→ Short exercise
Copy the data below exactly, omitting any picture it contains.
Material provided start
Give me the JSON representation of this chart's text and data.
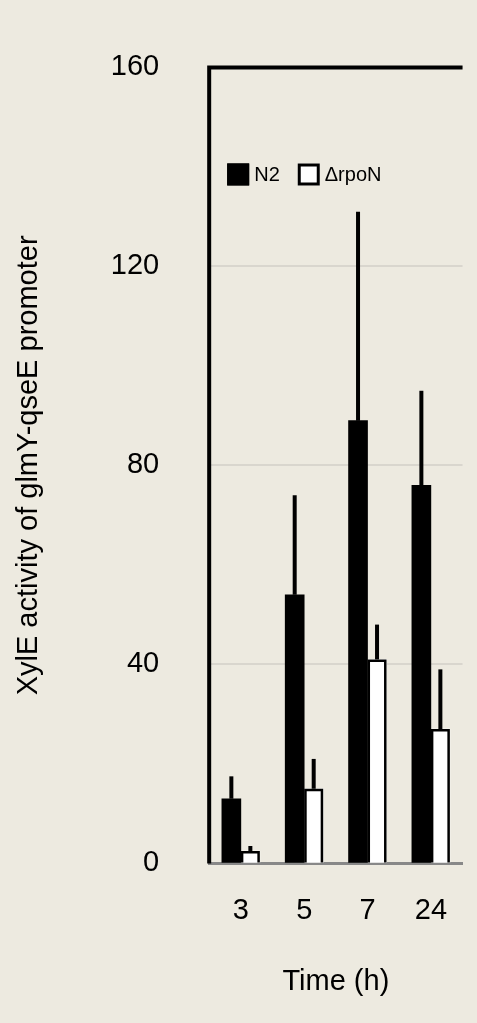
{
  "chart_data": {
    "type": "bar",
    "xlabel": "Time (h)",
    "ylabel": "XylE activity of glmY-qseE promoter",
    "categories": [
      "3",
      "5",
      "7",
      "24"
    ],
    "series": [
      {
        "name": "N2",
        "color": "#000000",
        "values": [
          13,
          54,
          89,
          76
        ],
        "errors": [
          [
            13,
            17.5
          ],
          [
            54,
            74
          ],
          [
            89,
            131
          ],
          [
            76,
            95
          ]
        ]
      },
      {
        "name": "ΔrpoN",
        "color": "#ffffff",
        "values": [
          2.5,
          15,
          41,
          27
        ],
        "errors": [
          [
            2.5,
            3.5
          ],
          [
            15,
            21
          ],
          [
            41,
            48
          ],
          [
            27,
            39
          ]
        ]
      }
    ],
    "ylim": [
      0,
      160
    ],
    "yticks": [
      0,
      40,
      80,
      120,
      160
    ],
    "grid": "y",
    "legend": "top left"
  }
}
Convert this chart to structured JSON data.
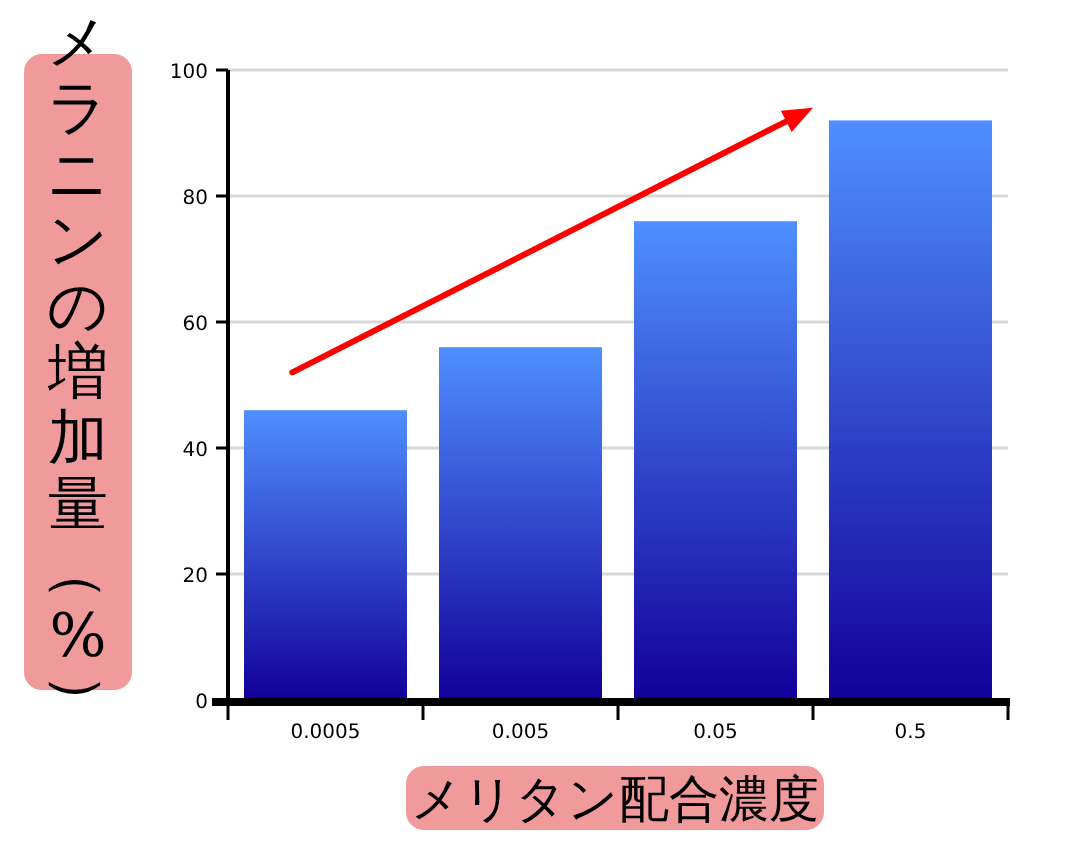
{
  "chart_data": {
    "type": "bar",
    "categories": [
      "0.0005",
      "0.005",
      "0.05",
      "0.5"
    ],
    "values": [
      46,
      56,
      76,
      92
    ],
    "color": "#4f8fff",
    "xlabel": "メリタン配合濃度",
    "ylabel": "メラニンの増加量（%）",
    "ylim": [
      0,
      100
    ],
    "yticks": [
      0,
      20,
      40,
      60,
      80,
      100
    ],
    "grid": "y"
  }
}
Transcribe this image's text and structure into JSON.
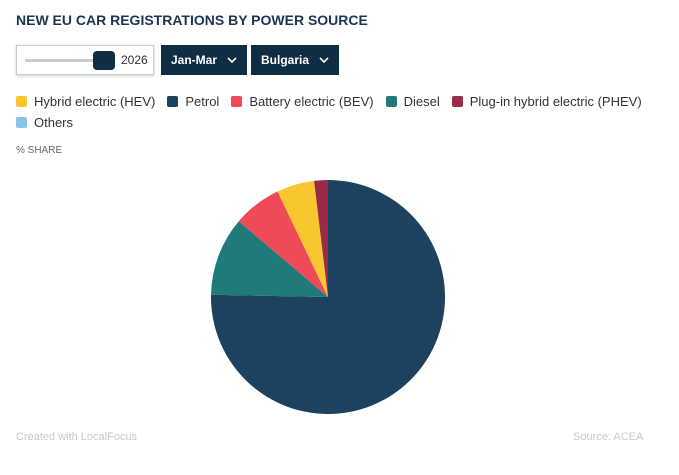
{
  "chart_data": {
    "type": "pie",
    "title": "NEW EU CAR REGISTRATIONS BY POWER SOURCE",
    "controls": {
      "year": "2026",
      "period": "Jan-Mar",
      "country": "Bulgaria"
    },
    "axis_label": "% SHARE",
    "series": [
      {
        "name": "Petrol",
        "color": "#1c4260",
        "values": [
          75.3
        ]
      },
      {
        "name": "Diesel",
        "color": "#1f7a78",
        "values": [
          10.9
        ]
      },
      {
        "name": "Battery electric (BEV)",
        "color": "#ee4a58",
        "values": [
          6.7
        ]
      },
      {
        "name": "Hybrid electric (HEV)",
        "color": "#f8c62f",
        "values": [
          5.2
        ]
      },
      {
        "name": "Plug-in hybrid electric (PHEV)",
        "color": "#9a2b48",
        "values": [
          1.9
        ]
      },
      {
        "name": "Others",
        "color": "#8cc4e4",
        "values": [
          0
        ]
      }
    ],
    "credit": "Created with LocalFocus",
    "source": "Source:  ACEA"
  }
}
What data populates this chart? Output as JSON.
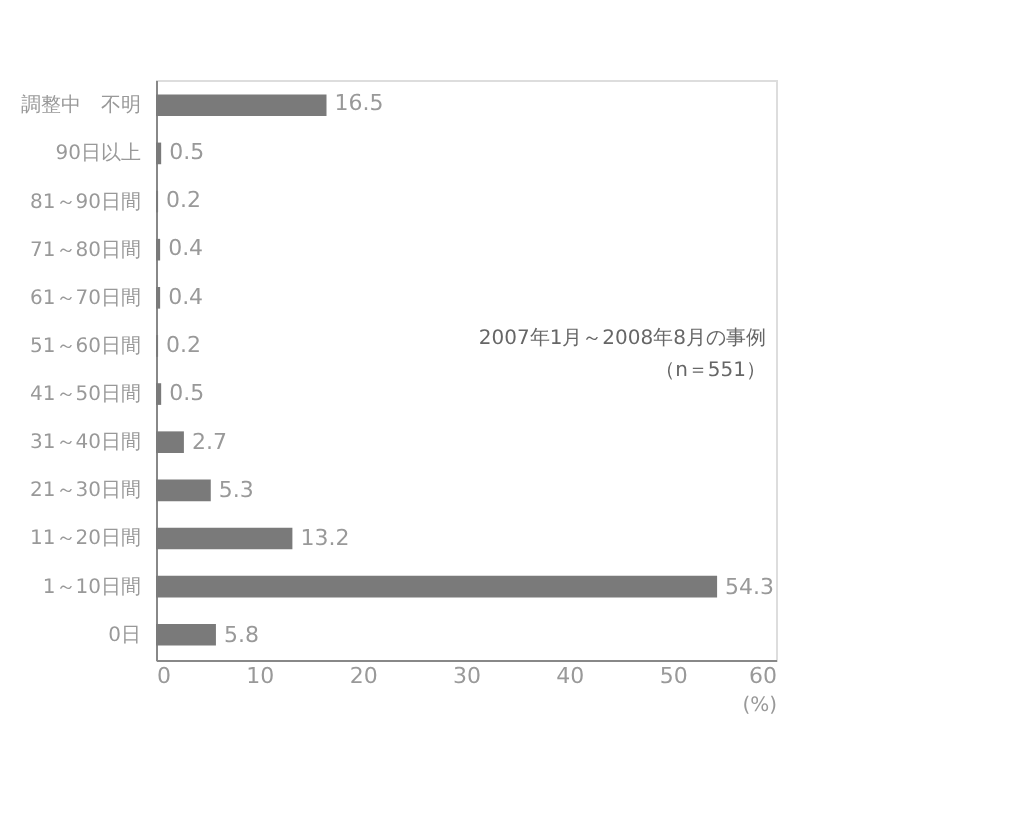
{
  "chart_data": {
    "type": "bar",
    "orientation": "horizontal",
    "categories": [
      "調整中　不明",
      "90日以上",
      "81～90日間",
      "71～80日間",
      "61～70日間",
      "51～60日間",
      "41～50日間",
      "31～40日間",
      "21～30日間",
      "11～20日間",
      "1～10日間",
      "0日"
    ],
    "values": [
      16.5,
      0.5,
      0.2,
      0.4,
      0.4,
      0.2,
      0.5,
      2.7,
      5.3,
      13.2,
      54.3,
      5.8
    ],
    "color": "#7a7a7a",
    "data_labels": true,
    "xlim": [
      0,
      60
    ],
    "xticks": [
      0,
      10,
      20,
      30,
      40,
      50,
      60
    ],
    "xlabel": "(%)",
    "grid": false,
    "annotations": [
      "2007年1月～2008年8月の事例",
      "（n＝551）"
    ]
  }
}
Material provided end
→ Correct result
Give me the JSON representation of this chart's text and data.
{
  "chart_data": {
    "type": "bar",
    "xlabel": "Time (h)",
    "ylabel": "XylE activity of glmY-qseE promoter",
    "categories": [
      "3",
      "5",
      "7",
      "24"
    ],
    "series": [
      {
        "name": "N2",
        "color": "#000000",
        "values": [
          13,
          54,
          89,
          76
        ],
        "errors": [
          [
            13,
            17.5
          ],
          [
            54,
            74
          ],
          [
            89,
            131
          ],
          [
            76,
            95
          ]
        ]
      },
      {
        "name": "ΔrpoN",
        "color": "#ffffff",
        "values": [
          2.5,
          15,
          41,
          27
        ],
        "errors": [
          [
            2.5,
            3.5
          ],
          [
            15,
            21
          ],
          [
            41,
            48
          ],
          [
            27,
            39
          ]
        ]
      }
    ],
    "ylim": [
      0,
      160
    ],
    "yticks": [
      0,
      40,
      80,
      120,
      160
    ],
    "grid": "y",
    "legend": "top left"
  }
}
Convert this chart to structured JSON data.
{
  "chart_data": {
    "type": "bar",
    "categories": [
      "0.0005",
      "0.005",
      "0.05",
      "0.5"
    ],
    "values": [
      46,
      56,
      76,
      92
    ],
    "color": "#4f8fff",
    "xlabel": "メリタン配合濃度",
    "ylabel": "メラニンの増加量（%）",
    "ylim": [
      0,
      100
    ],
    "yticks": [
      0,
      20,
      40,
      60,
      80,
      100
    ],
    "grid": "y"
  }
}
Transcribe this image's text and structure into JSON.
{
  "chart_data": {
    "type": "pie",
    "title": "NEW EU CAR REGISTRATIONS BY POWER SOURCE",
    "controls": {
      "year": "2026",
      "period": "Jan-Mar",
      "country": "Bulgaria"
    },
    "axis_label": "% SHARE",
    "series": [
      {
        "name": "Petrol",
        "color": "#1c4260",
        "values": [
          75.3
        ]
      },
      {
        "name": "Diesel",
        "color": "#1f7a78",
        "values": [
          10.9
        ]
      },
      {
        "name": "Battery electric (BEV)",
        "color": "#ee4a58",
        "values": [
          6.7
        ]
      },
      {
        "name": "Hybrid electric (HEV)",
        "color": "#f8c62f",
        "values": [
          5.2
        ]
      },
      {
        "name": "Plug-in hybrid electric (PHEV)",
        "color": "#9a2b48",
        "values": [
          1.9
        ]
      },
      {
        "name": "Others",
        "color": "#8cc4e4",
        "values": [
          0
        ]
      }
    ],
    "credit": "Created with LocalFocus",
    "source": "Source:  ACEA"
  }
}
What data populates this chart? Output as JSON.
{
  "chart_data": {
    "type": "bar",
    "orientation": "horizontal",
    "categories": [
      "調整中　不明",
      "90日以上",
      "81～90日間",
      "71～80日間",
      "61～70日間",
      "51～60日間",
      "41～50日間",
      "31～40日間",
      "21～30日間",
      "11～20日間",
      "1～10日間",
      "0日"
    ],
    "values": [
      16.5,
      0.5,
      0.2,
      0.4,
      0.4,
      0.2,
      0.5,
      2.7,
      5.3,
      13.2,
      54.3,
      5.8
    ],
    "color": "#7a7a7a",
    "data_labels": true,
    "xlim": [
      0,
      60
    ],
    "xticks": [
      0,
      10,
      20,
      30,
      40,
      50,
      60
    ],
    "xlabel": "(%)",
    "grid": false,
    "annotations": [
      "2007年1月～2008年8月の事例",
      "（n＝551）"
    ]
  }
}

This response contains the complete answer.